▶ TASK DETAILS
Copy the records below word for word, starting with the line that contains "bar-ideal bbox=[889, 106, 899, 283]" and continuing through the line that contains "batch-label: 10 bbox=[638, 289, 661, 312]".

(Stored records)
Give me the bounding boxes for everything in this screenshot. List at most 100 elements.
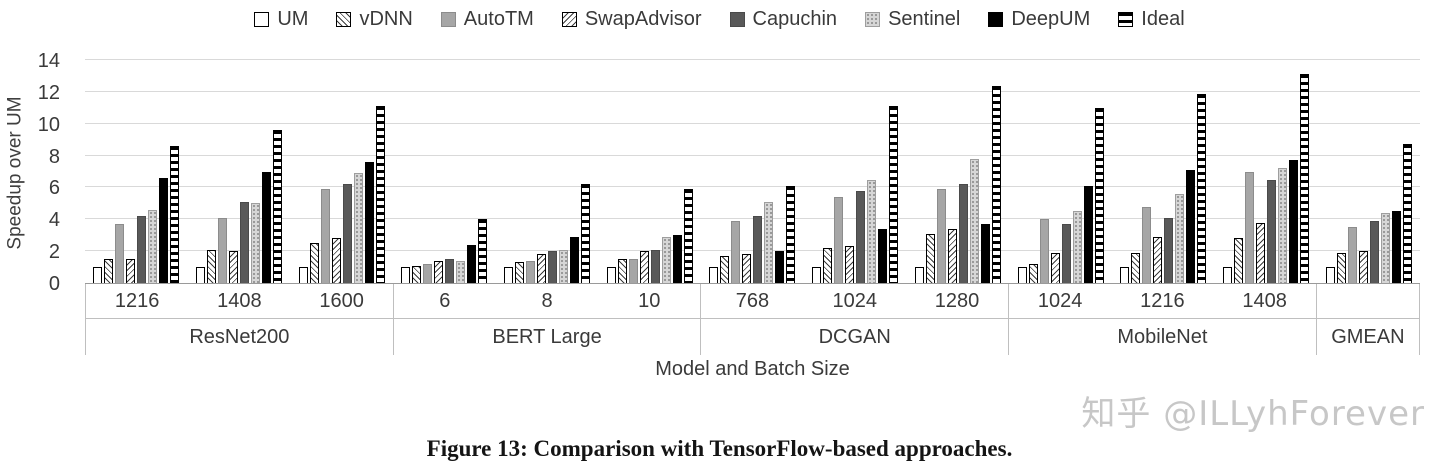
bar-ideal bbox=[889, 106, 899, 283]
batch-label: 6 bbox=[439, 289, 451, 312]
bar-capuchin bbox=[1369, 220, 1379, 283]
bar-um bbox=[93, 267, 103, 283]
bar-group bbox=[804, 61, 907, 283]
batch-label-row: 1216 1408 1600 bbox=[86, 284, 393, 318]
y-tick-label: 12 bbox=[37, 81, 60, 104]
bar-sentinel bbox=[456, 260, 466, 283]
batch-label: 1408 bbox=[1242, 289, 1287, 312]
bar-vdnn bbox=[207, 249, 217, 283]
bar-sentinel bbox=[148, 209, 158, 283]
y-tick-label: 0 bbox=[48, 273, 60, 295]
bar-ideal bbox=[1402, 144, 1412, 283]
bar-deepum bbox=[364, 161, 374, 283]
bar-sentinel bbox=[1072, 211, 1082, 283]
bar-vdnn bbox=[309, 243, 319, 283]
bar-vdnn bbox=[515, 262, 525, 283]
batch-label-row: 6 8 10 bbox=[394, 284, 701, 318]
legend-label: SwapAdvisor bbox=[584, 8, 702, 30]
gridline bbox=[85, 59, 1420, 60]
bar-um bbox=[1222, 267, 1232, 283]
legend-item-deepum: DeepUM bbox=[988, 8, 1090, 31]
legend-swatch-swap bbox=[561, 12, 577, 27]
legend-label: UM bbox=[277, 8, 309, 30]
bar-sentinel bbox=[353, 173, 363, 283]
bar-sentinel bbox=[1175, 193, 1185, 283]
bar-group bbox=[1317, 61, 1420, 283]
bar-um bbox=[298, 267, 308, 283]
gridline bbox=[85, 250, 1420, 252]
bar-vdnn bbox=[1336, 252, 1346, 283]
bar-swap bbox=[1153, 236, 1163, 283]
bar-vdnn bbox=[617, 259, 627, 283]
y-tick-label: 10 bbox=[37, 113, 60, 136]
bar-vdnn bbox=[823, 248, 833, 283]
bar-swap bbox=[434, 260, 444, 283]
x-axis-labels: 1216 1408 1600 ResNet200 6 8 10 BERT Large 768 10… bbox=[85, 284, 1420, 355]
bar-group bbox=[1009, 61, 1112, 283]
bar-ideal bbox=[581, 184, 591, 283]
bar-swap bbox=[845, 246, 855, 283]
bar-capuchin bbox=[548, 251, 558, 283]
legend-item-capuchin: Capuchin bbox=[729, 8, 838, 31]
bar-capuchin bbox=[650, 249, 660, 283]
bar-group bbox=[188, 61, 291, 283]
bar-autotm bbox=[320, 189, 330, 283]
bar-group bbox=[701, 61, 804, 283]
bar-deepum bbox=[467, 244, 477, 283]
gridline bbox=[85, 218, 1420, 220]
bar-ideal bbox=[1094, 107, 1104, 283]
bar-deepum bbox=[1186, 169, 1196, 283]
bar-swap bbox=[742, 254, 752, 283]
y-tick-label: 8 bbox=[48, 145, 60, 168]
bar-autotm bbox=[423, 263, 433, 283]
legend-swatch-deepum bbox=[988, 12, 1004, 27]
y-tick-label: 4 bbox=[48, 209, 60, 232]
bar-deepum bbox=[1391, 211, 1401, 283]
bar-sentinel bbox=[867, 179, 877, 283]
batch-label: 10 bbox=[638, 289, 661, 312]
y-axis-ticks: 0 2 4 6 8 10 12 14 bbox=[30, 50, 66, 295]
bar-swap bbox=[126, 259, 136, 283]
model-label: MobileNet bbox=[1009, 318, 1316, 355]
bar-autotm bbox=[218, 217, 228, 283]
batch-label: 1024 bbox=[832, 289, 877, 312]
legend-swatch-sentinel bbox=[865, 12, 881, 27]
bar-ideal bbox=[273, 130, 283, 283]
bar-vdnn bbox=[104, 259, 114, 283]
model-label: ResNet200 bbox=[86, 318, 393, 355]
bar-vdnn bbox=[1233, 238, 1243, 283]
legend-item-um: UM bbox=[254, 8, 308, 31]
bar-um bbox=[196, 267, 206, 283]
bar-um bbox=[812, 267, 822, 283]
y-tick-label: 6 bbox=[48, 177, 60, 200]
category-section: 1216 1408 1600 ResNet200 bbox=[85, 284, 393, 355]
legend-label: Sentinel bbox=[888, 8, 961, 30]
bar-capuchin bbox=[958, 184, 968, 283]
bar-sentinel bbox=[1380, 212, 1390, 283]
bar-group bbox=[1112, 61, 1215, 283]
bar-vdnn bbox=[925, 233, 935, 283]
legend-swatch-autotm bbox=[440, 12, 456, 27]
bar-ideal bbox=[991, 85, 1001, 283]
legend-label: Capuchin bbox=[752, 8, 838, 30]
gridline bbox=[85, 186, 1420, 188]
bar-deepum bbox=[1083, 185, 1093, 283]
batch-label: 1280 bbox=[934, 289, 980, 312]
gridline bbox=[85, 154, 1420, 156]
bar-deepum bbox=[878, 228, 888, 283]
bar-sentinel bbox=[969, 158, 979, 283]
bar-deepum bbox=[159, 177, 169, 283]
bar-um bbox=[1120, 267, 1130, 283]
legend-item-ideal: Ideal bbox=[1118, 8, 1185, 31]
y-tick-label: 14 bbox=[37, 50, 60, 72]
category-section: 6 8 10 BERT Large bbox=[392, 284, 701, 355]
model-label: GMEAN bbox=[1316, 318, 1419, 355]
bar-capuchin bbox=[240, 201, 250, 283]
model-label: BERT Large bbox=[393, 318, 701, 355]
bar-autotm bbox=[628, 259, 638, 283]
bar-um bbox=[914, 267, 924, 283]
bar-vdnn bbox=[412, 265, 422, 283]
bar-sentinel bbox=[1277, 168, 1287, 283]
bar-deepum bbox=[775, 251, 785, 283]
bar-capuchin bbox=[1266, 179, 1276, 283]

▶ TASK RESULT
bar-ideal bbox=[889, 106, 899, 283]
batch-label: 6 bbox=[439, 289, 451, 312]
bar-capuchin bbox=[1369, 220, 1379, 283]
bar-um bbox=[93, 267, 103, 283]
bar-group bbox=[804, 61, 907, 283]
batch-label-row: 1216 1408 1600 bbox=[86, 284, 393, 318]
y-tick-label: 12 bbox=[37, 81, 60, 104]
bar-sentinel bbox=[456, 260, 466, 283]
batch-label: 1408 bbox=[1242, 289, 1287, 312]
bar-vdnn bbox=[207, 249, 217, 283]
bar-sentinel bbox=[148, 209, 158, 283]
y-tick-label: 0 bbox=[48, 273, 60, 295]
bar-ideal bbox=[1402, 144, 1412, 283]
bar-deepum bbox=[364, 161, 374, 283]
bar-sentinel bbox=[1072, 211, 1082, 283]
bar-vdnn bbox=[309, 243, 319, 283]
bar-vdnn bbox=[515, 262, 525, 283]
batch-label-row: 6 8 10 bbox=[394, 284, 701, 318]
legend-label: SwapAdvisor bbox=[584, 8, 702, 30]
gridline bbox=[85, 59, 1420, 60]
bar-um bbox=[1222, 267, 1232, 283]
legend-item-deepum: DeepUM bbox=[988, 8, 1090, 31]
legend-swatch-swap bbox=[561, 12, 577, 27]
legend-label: UM bbox=[277, 8, 309, 30]
bar-sentinel bbox=[353, 173, 363, 283]
bar-sentinel bbox=[1175, 193, 1185, 283]
bar-group bbox=[1317, 61, 1420, 283]
bar-um bbox=[298, 267, 308, 283]
gridline bbox=[85, 250, 1420, 252]
bar-vdnn bbox=[1336, 252, 1346, 283]
bar-swap bbox=[1153, 236, 1163, 283]
bar-vdnn bbox=[617, 259, 627, 283]
y-tick-label: 10 bbox=[37, 113, 60, 136]
bar-vdnn bbox=[823, 248, 833, 283]
bar-swap bbox=[434, 260, 444, 283]
x-axis-labels: 1216 1408 1600 ResNet200 6 8 10 BERT Large 768 10… bbox=[85, 284, 1420, 355]
bar-group bbox=[1009, 61, 1112, 283]
bar-ideal bbox=[581, 184, 591, 283]
bar-swap bbox=[845, 246, 855, 283]
bar-capuchin bbox=[548, 251, 558, 283]
legend-item-capuchin: Capuchin bbox=[729, 8, 838, 31]
bar-capuchin bbox=[650, 249, 660, 283]
bar-group bbox=[188, 61, 291, 283]
bar-autotm bbox=[320, 189, 330, 283]
bar-group bbox=[701, 61, 804, 283]
bar-deepum bbox=[467, 244, 477, 283]
gridline bbox=[85, 218, 1420, 220]
bar-ideal bbox=[1094, 107, 1104, 283]
bar-deepum bbox=[1186, 169, 1196, 283]
bar-swap bbox=[742, 254, 752, 283]
y-tick-label: 8 bbox=[48, 145, 60, 168]
bar-autotm bbox=[423, 263, 433, 283]
legend-swatch-deepum bbox=[988, 12, 1004, 27]
y-tick-label: 4 bbox=[48, 209, 60, 232]
bar-deepum bbox=[1391, 211, 1401, 283]
bar-sentinel bbox=[867, 179, 877, 283]
batch-label: 10 bbox=[638, 289, 661, 312]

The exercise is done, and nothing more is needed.